=== EXERCISE ===
Write every record out again exactly as given.

──────── ROWS

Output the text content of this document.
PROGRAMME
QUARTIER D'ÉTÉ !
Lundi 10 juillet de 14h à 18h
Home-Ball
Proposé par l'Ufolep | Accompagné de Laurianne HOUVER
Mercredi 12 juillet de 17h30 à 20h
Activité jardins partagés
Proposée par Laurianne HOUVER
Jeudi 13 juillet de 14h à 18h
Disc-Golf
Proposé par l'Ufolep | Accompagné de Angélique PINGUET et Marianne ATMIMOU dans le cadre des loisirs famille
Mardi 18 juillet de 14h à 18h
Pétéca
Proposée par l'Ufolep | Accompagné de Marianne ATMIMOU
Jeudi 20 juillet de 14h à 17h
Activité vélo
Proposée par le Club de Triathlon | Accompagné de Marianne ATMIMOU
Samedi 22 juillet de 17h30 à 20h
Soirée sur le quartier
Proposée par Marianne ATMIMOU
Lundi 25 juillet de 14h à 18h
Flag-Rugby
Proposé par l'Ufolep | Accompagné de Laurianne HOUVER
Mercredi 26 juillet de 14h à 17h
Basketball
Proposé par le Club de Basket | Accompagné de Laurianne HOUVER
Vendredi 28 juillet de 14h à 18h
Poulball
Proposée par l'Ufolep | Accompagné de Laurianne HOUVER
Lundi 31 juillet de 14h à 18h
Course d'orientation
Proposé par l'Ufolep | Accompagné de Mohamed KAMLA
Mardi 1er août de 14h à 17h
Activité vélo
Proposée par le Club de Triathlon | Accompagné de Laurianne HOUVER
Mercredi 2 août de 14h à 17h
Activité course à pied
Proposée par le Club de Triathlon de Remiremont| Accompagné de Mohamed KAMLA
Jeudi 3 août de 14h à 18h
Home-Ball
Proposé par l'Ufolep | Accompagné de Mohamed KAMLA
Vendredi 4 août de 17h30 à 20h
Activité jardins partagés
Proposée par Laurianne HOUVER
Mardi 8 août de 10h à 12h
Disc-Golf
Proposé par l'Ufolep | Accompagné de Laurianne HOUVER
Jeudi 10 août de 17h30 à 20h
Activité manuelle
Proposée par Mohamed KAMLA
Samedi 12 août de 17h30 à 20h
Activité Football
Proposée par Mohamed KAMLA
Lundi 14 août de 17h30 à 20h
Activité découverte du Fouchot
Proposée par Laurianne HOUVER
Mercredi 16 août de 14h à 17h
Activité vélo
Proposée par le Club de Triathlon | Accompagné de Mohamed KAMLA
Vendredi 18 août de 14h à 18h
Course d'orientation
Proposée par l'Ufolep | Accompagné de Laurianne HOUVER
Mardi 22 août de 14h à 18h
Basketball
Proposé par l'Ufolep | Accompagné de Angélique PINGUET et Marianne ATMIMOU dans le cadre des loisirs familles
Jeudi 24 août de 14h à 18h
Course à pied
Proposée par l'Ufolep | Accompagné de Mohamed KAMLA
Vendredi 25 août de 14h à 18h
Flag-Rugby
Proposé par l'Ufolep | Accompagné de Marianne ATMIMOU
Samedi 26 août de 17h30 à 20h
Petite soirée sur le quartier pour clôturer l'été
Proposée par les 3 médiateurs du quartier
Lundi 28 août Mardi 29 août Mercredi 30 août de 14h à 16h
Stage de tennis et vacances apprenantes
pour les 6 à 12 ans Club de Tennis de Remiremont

────────────────

=== THE RESPONSE ===
Output the text content of this document.
PROGRAMME
QUARTIER D'ÉTÉ !
Lundi 10 juillet de 14h à 18h
Home-Ball
Proposé par l'Ufolep | Accompagné de Laurianne HOUVER
Mercredi 12 juillet de 17h30 à 20h
Activité jardins partagés
Proposée par Laurianne HOUVER
Jeudi 13 juillet de 14h à 18h
Disc-Golf
Proposé par l'Ufolep | Accompagné de Angélique PINGUET et Marianne ATMIMOU dans le cadre des loisirs famille
Mardi 18 juillet de 14h à 18h
Pétéca
Proposée par l'Ufolep | Accompagné de Marianne ATMIMOU
Jeudi 20 juillet de 14h à 17h
Activité vélo
Proposée par le Club de Triathlon | Accompagné de Marianne ATMIMOU
Samedi 22 juillet de 17h30 à 20h
Soirée sur le quartier
Proposée par Marianne ATMIMOU
Lundi 25 juillet de 14h à 18h
Flag-Rugby
Proposé par l'Ufolep | Accompagné de Laurianne HOUVER
Mercredi 26 juillet de 14h à 17h
Basketball
Proposé par le Club de Basket | Accompagné de Laurianne HOUVER
Vendredi 28 juillet de 14h à 18h
Poulball
Proposée par l'Ufolep | Accompagné de Laurianne HOUVER
Lundi 31 juillet de 14h à 18h
Course d'orientation
Proposé par l'Ufolep | Accompagné de Mohamed KAMLA
Mardi 1er août de 14h à 17h
Activité vélo
Proposée par le Club de Triathlon | Accompagné de Laurianne HOUVER
Mercredi 2 août de 14h à 17h
Activité course à pied
Proposée par le Club de Triathlon de Remiremont| Accompagné de Mohamed KAMLA
Jeudi 3 août de 14h à 18h
Home-Ball
Proposé par l'Ufolep | Accompagné de Mohamed KAMLA
Vendredi 4 août de 17h30 à 20h
Activité jardins partagés
Proposée par Laurianne HOUVER
Mardi 8 août de 10h à 12h
Disc-Golf
Proposé par l'Ufolep | Accompagné de Laurianne HOUVER
Jeudi 10 août de 17h30 à 20h
Activité manuelle
Proposée par Mohamed KAMLA
Samedi 12 août de 17h30 à 20h
Activité Football
Proposée par Mohamed KAMLA
Lundi 14 août de 17h30 à 20h
Activité découverte du Fouchot
Proposée par Laurianne HOUVER
Mercredi 16 août de 14h à 17h
Activité vélo
Proposée par le Club de Triathlon | Accompagné de Mohamed KAMLA
Vendredi 18 août de 14h à 18h
Course d'orientation
Proposée par l'Ufolep | Accompagné de Laurianne HOUVER
Mardi 22 août de 14h à 18h
Basketball
Proposé par l'Ufolep | Accompagné de Angélique PINGUET et Marianne ATMIMOU dans le cadre des loisirs familles
Jeudi 24 août de 14h à 18h
Course à pied
Proposée par l'Ufolep | Accompagné de Mohamed KAMLA
Vendredi 25 août de 14h à 18h
Flag-Rugby
Proposé par l'Ufolep | Accompagné de Marianne ATMIMOU
Samedi 26 août de 17h30 à 20h
Petite soirée sur le quartier pour clôturer l'été
Proposée par les 3 médiateurs du quartier
Lundi 28 août Mardi 29 août Mercredi 30 août de 14h à 16h
Stage de tennis et vacances apprenantes
pour les 6 à 12 ans Club de Tennis de Remiremont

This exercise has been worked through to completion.